[What the task asks] Each entry below should be echoed exactly, with pictures omitted.

━━━━━ Material shown ━━━━━

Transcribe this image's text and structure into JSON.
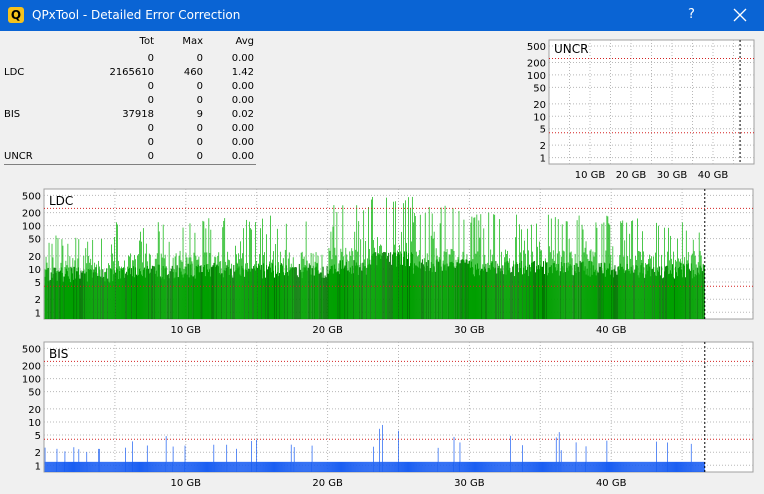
{
  "window": {
    "title": "QPxTool - Detailed Error Correction",
    "help_label": "?",
    "close_icon": "close-icon",
    "app_icon": "qpxtool-logo-icon",
    "app_icon_letter": "Q",
    "titlebar_color": "#0a64d4"
  },
  "stats": {
    "headers": {
      "tot": "Tot",
      "max": "Max",
      "avg": "Avg"
    },
    "rows": [
      {
        "label": "",
        "tot": "0",
        "max": "0",
        "avg": "0.00"
      },
      {
        "label": "LDC",
        "tot": "2165610",
        "max": "460",
        "avg": "1.42"
      },
      {
        "label": "",
        "tot": "0",
        "max": "0",
        "avg": "0.00"
      },
      {
        "label": "",
        "tot": "0",
        "max": "0",
        "avg": "0.00"
      },
      {
        "label": "BIS",
        "tot": "37918",
        "max": "9",
        "avg": "0.02"
      },
      {
        "label": "",
        "tot": "0",
        "max": "0",
        "avg": "0.00"
      },
      {
        "label": "",
        "tot": "0",
        "max": "0",
        "avg": "0.00"
      },
      {
        "label": "UNCR",
        "tot": "0",
        "max": "0",
        "avg": "0.00"
      }
    ]
  },
  "chart_data": [
    {
      "id": "uncr",
      "type": "bar",
      "title": "UNCR",
      "y_scale": "log",
      "ylim": [
        0.7,
        700
      ],
      "yticks": [
        "500",
        "200",
        "100",
        "50",
        "20",
        "10",
        "5",
        "2",
        "1"
      ],
      "ytick_values": [
        500,
        200,
        100,
        50,
        20,
        10,
        5,
        2,
        1
      ],
      "xticks": [
        "10 GB",
        "20 GB",
        "30 GB",
        "40 GB"
      ],
      "xtick_values": [
        10,
        20,
        30,
        40
      ],
      "xlim": [
        0,
        50
      ],
      "disc_end_gb": 46.6,
      "red_lines": [
        250,
        4
      ],
      "series": [
        {
          "color": "#00a000",
          "values": []
        }
      ]
    },
    {
      "id": "ldc",
      "type": "bar",
      "title": "LDC",
      "y_scale": "log",
      "ylim": [
        0.7,
        700
      ],
      "yticks": [
        "500",
        "200",
        "100",
        "50",
        "20",
        "10",
        "5",
        "2",
        "1"
      ],
      "ytick_values": [
        500,
        200,
        100,
        50,
        20,
        10,
        5,
        2,
        1
      ],
      "xticks": [
        "10 GB",
        "20 GB",
        "30 GB",
        "40 GB"
      ],
      "xtick_values": [
        10,
        20,
        30,
        40
      ],
      "xlim": [
        0,
        50
      ],
      "disc_end_gb": 46.6,
      "red_lines": [
        250,
        4
      ],
      "colors": {
        "spike": "#00b000",
        "base": "#007800"
      },
      "segments": [
        {
          "x0": 0.0,
          "x1": 5.0,
          "base": 8,
          "peak": 60
        },
        {
          "x0": 5.0,
          "x1": 10.0,
          "base": 9,
          "peak": 120
        },
        {
          "x0": 10.0,
          "x1": 15.0,
          "base": 10,
          "peak": 160
        },
        {
          "x0": 15.0,
          "x1": 20.0,
          "base": 10,
          "peak": 180
        },
        {
          "x0": 20.0,
          "x1": 23.0,
          "base": 12,
          "peak": 300
        },
        {
          "x0": 23.0,
          "x1": 26.0,
          "base": 18,
          "peak": 460
        },
        {
          "x0": 26.0,
          "x1": 30.0,
          "base": 12,
          "peak": 300
        },
        {
          "x0": 30.0,
          "x1": 35.0,
          "base": 11,
          "peak": 200
        },
        {
          "x0": 35.0,
          "x1": 40.0,
          "base": 11,
          "peak": 180
        },
        {
          "x0": 40.0,
          "x1": 46.6,
          "base": 10,
          "peak": 150
        }
      ]
    },
    {
      "id": "bis",
      "type": "bar",
      "title": "BIS",
      "y_scale": "log",
      "ylim": [
        0.7,
        700
      ],
      "yticks": [
        "500",
        "200",
        "100",
        "50",
        "20",
        "10",
        "5",
        "2",
        "1"
      ],
      "ytick_values": [
        500,
        200,
        100,
        50,
        20,
        10,
        5,
        2,
        1
      ],
      "xticks": [
        "10 GB",
        "20 GB",
        "30 GB",
        "40 GB"
      ],
      "xtick_values": [
        10,
        20,
        30,
        40
      ],
      "xlim": [
        0,
        50
      ],
      "disc_end_gb": 46.6,
      "red_lines": [
        250,
        4
      ],
      "colors": {
        "spike": "#1a5ef2",
        "base": "#1a5ef2"
      },
      "segments": [
        {
          "x0": 0.0,
          "x1": 5.0,
          "base": 1,
          "peak": 3
        },
        {
          "x0": 5.0,
          "x1": 10.0,
          "base": 1,
          "peak": 5
        },
        {
          "x0": 10.0,
          "x1": 15.0,
          "base": 1,
          "peak": 4
        },
        {
          "x0": 15.0,
          "x1": 20.0,
          "base": 1,
          "peak": 4
        },
        {
          "x0": 20.0,
          "x1": 23.0,
          "base": 1,
          "peak": 6
        },
        {
          "x0": 23.0,
          "x1": 26.0,
          "base": 1,
          "peak": 9
        },
        {
          "x0": 26.0,
          "x1": 30.0,
          "base": 1,
          "peak": 5
        },
        {
          "x0": 30.0,
          "x1": 35.0,
          "base": 1,
          "peak": 5
        },
        {
          "x0": 35.0,
          "x1": 40.0,
          "base": 1,
          "peak": 6
        },
        {
          "x0": 40.0,
          "x1": 46.6,
          "base": 1,
          "peak": 5
        }
      ]
    }
  ]
}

━━━━━

[The answer]
Transcribe this image's text and structure into JSON.
{
  "window": {
    "title": "QPxTool - Detailed Error Correction",
    "help_label": "?",
    "close_icon": "close-icon",
    "app_icon": "qpxtool-logo-icon",
    "app_icon_letter": "Q",
    "titlebar_color": "#0a64d4"
  },
  "stats": {
    "headers": {
      "tot": "Tot",
      "max": "Max",
      "avg": "Avg"
    },
    "rows": [
      {
        "label": "",
        "tot": "0",
        "max": "0",
        "avg": "0.00"
      },
      {
        "label": "LDC",
        "tot": "2165610",
        "max": "460",
        "avg": "1.42"
      },
      {
        "label": "",
        "tot": "0",
        "max": "0",
        "avg": "0.00"
      },
      {
        "label": "",
        "tot": "0",
        "max": "0",
        "avg": "0.00"
      },
      {
        "label": "BIS",
        "tot": "37918",
        "max": "9",
        "avg": "0.02"
      },
      {
        "label": "",
        "tot": "0",
        "max": "0",
        "avg": "0.00"
      },
      {
        "label": "",
        "tot": "0",
        "max": "0",
        "avg": "0.00"
      },
      {
        "label": "UNCR",
        "tot": "0",
        "max": "0",
        "avg": "0.00"
      }
    ]
  },
  "chart_data": [
    {
      "id": "uncr",
      "type": "bar",
      "title": "UNCR",
      "y_scale": "log",
      "ylim": [
        0.7,
        700
      ],
      "yticks": [
        "500",
        "200",
        "100",
        "50",
        "20",
        "10",
        "5",
        "2",
        "1"
      ],
      "ytick_values": [
        500,
        200,
        100,
        50,
        20,
        10,
        5,
        2,
        1
      ],
      "xticks": [
        "10 GB",
        "20 GB",
        "30 GB",
        "40 GB"
      ],
      "xtick_values": [
        10,
        20,
        30,
        40
      ],
      "xlim": [
        0,
        50
      ],
      "disc_end_gb": 46.6,
      "red_lines": [
        250,
        4
      ],
      "series": [
        {
          "color": "#00a000",
          "values": []
        }
      ]
    },
    {
      "id": "ldc",
      "type": "bar",
      "title": "LDC",
      "y_scale": "log",
      "ylim": [
        0.7,
        700
      ],
      "yticks": [
        "500",
        "200",
        "100",
        "50",
        "20",
        "10",
        "5",
        "2",
        "1"
      ],
      "ytick_values": [
        500,
        200,
        100,
        50,
        20,
        10,
        5,
        2,
        1
      ],
      "xticks": [
        "10 GB",
        "20 GB",
        "30 GB",
        "40 GB"
      ],
      "xtick_values": [
        10,
        20,
        30,
        40
      ],
      "xlim": [
        0,
        50
      ],
      "disc_end_gb": 46.6,
      "red_lines": [
        250,
        4
      ],
      "colors": {
        "spike": "#00b000",
        "base": "#007800"
      },
      "segments": [
        {
          "x0": 0.0,
          "x1": 5.0,
          "base": 8,
          "peak": 60
        },
        {
          "x0": 5.0,
          "x1": 10.0,
          "base": 9,
          "peak": 120
        },
        {
          "x0": 10.0,
          "x1": 15.0,
          "base": 10,
          "peak": 160
        },
        {
          "x0": 15.0,
          "x1": 20.0,
          "base": 10,
          "peak": 180
        },
        {
          "x0": 20.0,
          "x1": 23.0,
          "base": 12,
          "peak": 300
        },
        {
          "x0": 23.0,
          "x1": 26.0,
          "base": 18,
          "peak": 460
        },
        {
          "x0": 26.0,
          "x1": 30.0,
          "base": 12,
          "peak": 300
        },
        {
          "x0": 30.0,
          "x1": 35.0,
          "base": 11,
          "peak": 200
        },
        {
          "x0": 35.0,
          "x1": 40.0,
          "base": 11,
          "peak": 180
        },
        {
          "x0": 40.0,
          "x1": 46.6,
          "base": 10,
          "peak": 150
        }
      ]
    },
    {
      "id": "bis",
      "type": "bar",
      "title": "BIS",
      "y_scale": "log",
      "ylim": [
        0.7,
        700
      ],
      "yticks": [
        "500",
        "200",
        "100",
        "50",
        "20",
        "10",
        "5",
        "2",
        "1"
      ],
      "ytick_values": [
        500,
        200,
        100,
        50,
        20,
        10,
        5,
        2,
        1
      ],
      "xticks": [
        "10 GB",
        "20 GB",
        "30 GB",
        "40 GB"
      ],
      "xtick_values": [
        10,
        20,
        30,
        40
      ],
      "xlim": [
        0,
        50
      ],
      "disc_end_gb": 46.6,
      "red_lines": [
        250,
        4
      ],
      "colors": {
        "spike": "#1a5ef2",
        "base": "#1a5ef2"
      },
      "segments": [
        {
          "x0": 0.0,
          "x1": 5.0,
          "base": 1,
          "peak": 3
        },
        {
          "x0": 5.0,
          "x1": 10.0,
          "base": 1,
          "peak": 5
        },
        {
          "x0": 10.0,
          "x1": 15.0,
          "base": 1,
          "peak": 4
        },
        {
          "x0": 15.0,
          "x1": 20.0,
          "base": 1,
          "peak": 4
        },
        {
          "x0": 20.0,
          "x1": 23.0,
          "base": 1,
          "peak": 6
        },
        {
          "x0": 23.0,
          "x1": 26.0,
          "base": 1,
          "peak": 9
        },
        {
          "x0": 26.0,
          "x1": 30.0,
          "base": 1,
          "peak": 5
        },
        {
          "x0": 30.0,
          "x1": 35.0,
          "base": 1,
          "peak": 5
        },
        {
          "x0": 35.0,
          "x1": 40.0,
          "base": 1,
          "peak": 6
        },
        {
          "x0": 40.0,
          "x1": 46.6,
          "base": 1,
          "peak": 5
        }
      ]
    }
  ]
}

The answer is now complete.